> [TASK OBJECTIVE]:
Check each line of the material below, and copy it if it holds the string "minimum".

____

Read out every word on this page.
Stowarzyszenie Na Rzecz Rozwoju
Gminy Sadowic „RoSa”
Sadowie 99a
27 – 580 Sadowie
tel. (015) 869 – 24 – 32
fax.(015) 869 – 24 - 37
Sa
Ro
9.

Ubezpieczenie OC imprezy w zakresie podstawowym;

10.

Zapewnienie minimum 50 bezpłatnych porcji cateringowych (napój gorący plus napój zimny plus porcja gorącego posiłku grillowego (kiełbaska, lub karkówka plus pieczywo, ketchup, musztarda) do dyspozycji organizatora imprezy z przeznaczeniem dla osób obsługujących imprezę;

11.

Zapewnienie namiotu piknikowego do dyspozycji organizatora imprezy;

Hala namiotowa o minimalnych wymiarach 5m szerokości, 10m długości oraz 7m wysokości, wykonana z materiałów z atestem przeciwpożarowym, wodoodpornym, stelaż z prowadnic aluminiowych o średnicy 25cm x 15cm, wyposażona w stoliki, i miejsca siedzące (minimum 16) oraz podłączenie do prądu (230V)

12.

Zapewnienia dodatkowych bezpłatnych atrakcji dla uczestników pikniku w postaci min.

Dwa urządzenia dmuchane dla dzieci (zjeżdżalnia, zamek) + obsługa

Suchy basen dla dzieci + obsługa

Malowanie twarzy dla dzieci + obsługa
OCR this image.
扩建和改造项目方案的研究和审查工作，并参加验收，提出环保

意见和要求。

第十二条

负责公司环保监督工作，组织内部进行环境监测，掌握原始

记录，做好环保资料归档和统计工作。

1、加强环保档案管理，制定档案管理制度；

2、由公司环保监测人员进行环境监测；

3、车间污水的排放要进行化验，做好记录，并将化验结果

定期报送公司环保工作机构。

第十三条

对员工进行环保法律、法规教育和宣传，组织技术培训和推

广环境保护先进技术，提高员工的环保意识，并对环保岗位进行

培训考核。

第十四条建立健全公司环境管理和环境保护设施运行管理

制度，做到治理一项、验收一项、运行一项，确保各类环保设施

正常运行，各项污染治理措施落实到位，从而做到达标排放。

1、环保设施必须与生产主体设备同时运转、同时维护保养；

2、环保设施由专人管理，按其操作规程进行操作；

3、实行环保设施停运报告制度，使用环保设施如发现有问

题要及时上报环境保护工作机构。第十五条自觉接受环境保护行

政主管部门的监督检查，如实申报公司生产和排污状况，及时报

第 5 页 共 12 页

____

> [EXERCISE RESPONSE]:
Zapewnienie minimum 50 bezpłatnych porcji cateringowych (napój gorący plus napój zimny plus porcja gorącego posiłku grillowego (kiełbaska, lub karkówka plus pieczywo, ketchup, musztarda) do dyspozycji organizatora imprezy z przeznaczeniem dla osób obsługujących imprezę;
Hala namiotowa o minimalnych wymiarach 5m szerokości, 10m długości oraz 7m wysokości, wykonana z materiałów z atestem przeciwpożarowym, wodoodpornym, stelaż z prowadnic aluminiowych o średnicy 25cm x 15cm, wyposażona w stoliki, i miejsca siedzące (minimum 16) oraz podłączenie do prądu (230V)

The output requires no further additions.